[Work instructions]:
- a) Decide whether each of the statements (i), (ii) and (iii) agrees with the forum thread on camera lenses below. Answer yes or no for each, and quote the words from the thread that settle it.
(i) The writer first used inexpensive Nikon lenses along with aftermarket lenses.
(ii) The writer finds the gap between consumer and pro lenses obvious even in 4x6 prints.
(iii) The writer replaced consumer gear within the first year of serious shooting.
- b) Using the forum thread on camera lenses below, answer each short question on its own line.
(i) Which two aftermarket lens makers are named?
(ii) Which aperture made certain natural-light shots possible?
(iii) Which poster says that with age comes a wish for higher-quality pictures of important things?
- c) Write the next part of the forum thread on camera lenses below, picking up after its final line.

[START OF Text provided]

From my personal experience, I have found that you pretty much get what you pay for when it comes to camera stuff. I started with cheap nikon lenses and aftermarket lenses (tamron, sigma) which all worked fine for me. Over the last couple of years, I have upgraded to the Nikon pro lenses. If you are shooting pics to share online or print 4x6 or 5x7, the cheaper lenses will probably be fine. I did a lot of side-by-side comparison of larger prints shot with consumer/pro lenses and there is no comparison once you start doing prints that are 8x10 or bigger. 

Aside from the optical improvements, I absolutely love the faster lenses and metal bodies. I always worried about the "plastic" lenses because they seemed so flimsy. If you do what Arlon does and go with the older lenses, you'll see that most of them have good, solid metal bodies. - I like to shoot outdoors and the metal body lenses make me worry a lot less about breaking my gear. The wide aperture you get with the high-end lenses may or may not be of use to you. I can name quite a few situations I shot with natural light that would not have been possible without the f2.8 aperture. Again, this goes back to your style of photography and what suits it best.

Good technique, both when shooting and retouching your images goes a long way. I think it is better to have cheaper/older gear and know how to use it rather than buy a bunch of pro stuff without knowing what to do with it. I didn't start replacing consumer gear until after about 3 years of shooting seriously. I love the stuff I have now, but I'm glad I started with something else and worked up to it.

Sorry for the long post, hopefully it was worth reading.

Brett


----------



## hellonwater (Dec 17, 2005)

Thanks everyone for their input it really helps me find a direction. Rusty your photos are great hopefully someday i'll get somewhat close. It seems as I age and mellow I want higher quality pics of the things that are important to me, sometimes they just don't turn out as I saw them.
Thanks 
Mike C


----------



## RustyBrown (May 29, 2004)

[END OF Text provided]
[START OF Stored records]

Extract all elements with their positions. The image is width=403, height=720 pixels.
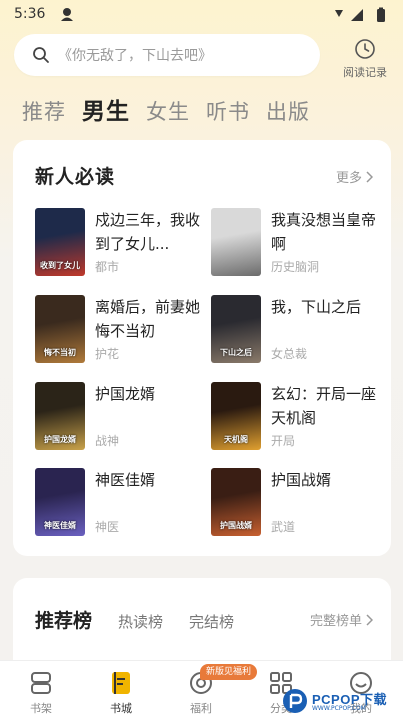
cover-lettering: 神医佳婿 xyxy=(44,521,76,530)
signal-icon xyxy=(351,9,363,21)
watermark: PCPOP下载 WWW.PCPOP.COM xyxy=(282,686,400,716)
book-icon xyxy=(112,672,130,694)
book-tag: 历史脑洞 xyxy=(271,260,320,274)
book-title: 离婚后，前妻她悔不当初 xyxy=(95,298,201,340)
book-tag: 女总裁 xyxy=(271,347,308,361)
status-time: 5:36 xyxy=(14,6,46,22)
must-read-card: 新人必读 更多 收到了女儿 戍边三年，我收到了女儿... 都市 我真没想当皇帝啊… xyxy=(13,140,391,556)
more-label: 更多 xyxy=(335,171,362,186)
clock-icon xyxy=(355,39,375,59)
tab-female[interactable]: 女生 xyxy=(146,96,190,126)
cover-lettering: 悔不当初 xyxy=(44,348,76,357)
book-item[interactable]: 天机阁 玄幻：开局一座天机阁 开局 xyxy=(211,382,381,454)
bookshelf-icon xyxy=(31,672,51,694)
book-cover: 护国龙婿 xyxy=(35,382,85,450)
full-ranking-label: 完整榜单 xyxy=(309,614,362,629)
ranking-tabs: 推荐榜 热读榜 完结榜 xyxy=(35,606,260,633)
cover-lettering: 护国战婿 xyxy=(220,521,252,530)
app-notification-icon xyxy=(61,8,73,21)
book-item[interactable]: 收到了女儿 戍边三年，我收到了女儿... 都市 xyxy=(35,208,205,280)
channel-tabs: 推荐 男生 女生 听书 出版 xyxy=(22,92,326,126)
wifi-icon xyxy=(335,10,343,17)
cover-lettering: 护国龙婿 xyxy=(44,435,76,444)
nav-label: 书城 xyxy=(110,702,132,715)
nav-label: 书架 xyxy=(30,702,52,715)
book-tag: 开局 xyxy=(271,434,296,448)
search-bar[interactable]: 《你无敌了，下山去吧》 xyxy=(14,34,320,76)
status-bar: 5:36 xyxy=(0,0,403,30)
reading-history-label: 阅读记录 xyxy=(343,66,387,79)
reading-history-button[interactable]: 阅读记录 xyxy=(336,38,394,80)
book-cover: 收到了女儿 xyxy=(35,208,85,276)
chevron-right-icon xyxy=(366,613,373,626)
chevron-right-icon xyxy=(366,170,373,183)
book-tag: 神医 xyxy=(95,520,120,534)
book-item[interactable]: 护国战婿 护国战婿 武道 xyxy=(211,468,381,540)
full-ranking-link[interactable]: 完整榜单 xyxy=(310,610,373,629)
book-item[interactable]: 神医佳婿 神医佳婿 神医 xyxy=(35,468,205,540)
book-title: 护国龙婿 xyxy=(95,385,156,403)
cover-lettering: 下山之后 xyxy=(220,348,252,357)
battery-icon xyxy=(377,9,385,22)
nav-bookshelf[interactable]: 书架 xyxy=(11,669,71,716)
welfare-badge: 新版见福利 xyxy=(200,664,258,680)
tab-recommend[interactable]: 推荐 xyxy=(22,96,66,126)
tab-recommend-rank[interactable]: 推荐榜 xyxy=(35,606,92,633)
book-title: 神医佳婿 xyxy=(95,471,156,489)
book-cover: 天机阁 xyxy=(211,382,261,450)
book-title: 我，下山之后 xyxy=(271,298,362,316)
cover-lettering: 天机阁 xyxy=(224,435,248,444)
book-tag: 战神 xyxy=(95,434,120,448)
book-title: 戍边三年，我收到了女儿... xyxy=(95,211,201,253)
book-tag: 护花 xyxy=(95,347,120,361)
book-title: 玄幻：开局一座天机阁 xyxy=(271,385,377,427)
cover-lettering: 收到了女儿 xyxy=(40,261,80,270)
tab-publishing[interactable]: 出版 xyxy=(266,96,310,126)
search-icon xyxy=(33,47,49,63)
book-cover: 护国战婿 xyxy=(211,468,261,536)
nav-bookstore[interactable]: 书城 xyxy=(91,669,151,716)
search-placeholder: 《你无敌了，下山去吧》 xyxy=(58,48,212,64)
tab-male[interactable]: 男生 xyxy=(82,92,130,126)
book-title: 我真没想当皇帝啊 xyxy=(271,211,377,253)
book-tag: 武道 xyxy=(271,520,296,534)
book-item[interactable]: 悔不当初 离婚后，前妻她悔不当初 护花 xyxy=(35,295,205,367)
book-title: 护国战婿 xyxy=(271,471,332,489)
book-item[interactable]: 护国龙婿 护国龙婿 战神 xyxy=(35,382,205,454)
book-cover: 下山之后 xyxy=(211,295,261,363)
book-cover: 悔不当初 xyxy=(35,295,85,363)
watermark-subtext: WWW.PCPOP.COM xyxy=(312,705,366,712)
tab-audiobook[interactable]: 听书 xyxy=(206,96,250,126)
book-item[interactable]: 下山之后 我，下山之后 女总裁 xyxy=(211,295,381,367)
section-title: 新人必读 xyxy=(35,166,116,188)
tab-finished-rank[interactable]: 完结榜 xyxy=(189,611,234,632)
book-cover xyxy=(211,208,261,276)
book-tag: 都市 xyxy=(95,260,120,274)
tab-hot-rank[interactable]: 热读榜 xyxy=(118,611,163,632)
pcpop-logo-icon xyxy=(283,689,307,713)
nav-label: 福利 xyxy=(190,702,212,715)
book-cover: 神医佳婿 xyxy=(35,468,85,536)
status-icons xyxy=(335,7,385,22)
book-item[interactable]: 我真没想当皇帝啊 历史脑洞 xyxy=(211,208,381,280)
more-link[interactable]: 更多 xyxy=(336,167,373,186)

[END OF Stored records]

[Answers in order]:
- a)
(i) Yes: "I started with cheap nikon lenses and aftermarket lenses (tamron, sigma) which all worked fine for me."
(ii) No: "If you are shooting pics to share online or print 4x6 or 5x7, the cheaper lenses will probably be fine."
(iii) No: "I didn't start replacing consumer gear until after about 3 years of shooting seriously."

- b)
(i) Tamron and Sigma.
(ii) f2.8.
(iii) hellonwater, who signs as Mike C.

- c)
hellonwater said:


> sometimes they just don't turn out as I saw them.


That is a great quote. You should also know that you'll need batteries, storage card(s) and a card reader for your PC not to mention image editing software. Some will come with the camera, but you'll want more...we always do


----------



## KevinT (Feb 21, 2006)

I also am new to digital DSLR and just purchased the D80 Nikon. BestBuy in Pearland gave me a great deal matching competitor prices. 
I wont hold out to be an expert. But I think there is some good advice out there that says dont worry too much about the lens to begin with. The kit lens are adequate until you learn to master the camera and techiques. That's my tact anyway. I plan to get as good as I can with the kit lens and branch out from there. There is a great deal of complexity in these cameras and spending a lot of money on accessories early may not be the proper sequence.


----------



## RustyBrown (May 29, 2004)

*Some very good points...*

I think the issue with the kit lenses would be more noticable to someone who has been shooting better glass because it's a downgrade from what they're used to. Most kit lenses are a good value, but like Brent said you get what you pay for.


----------



## tarpon_fly (Jun 22, 2004)

This is a great digital photography website. Lots of great information.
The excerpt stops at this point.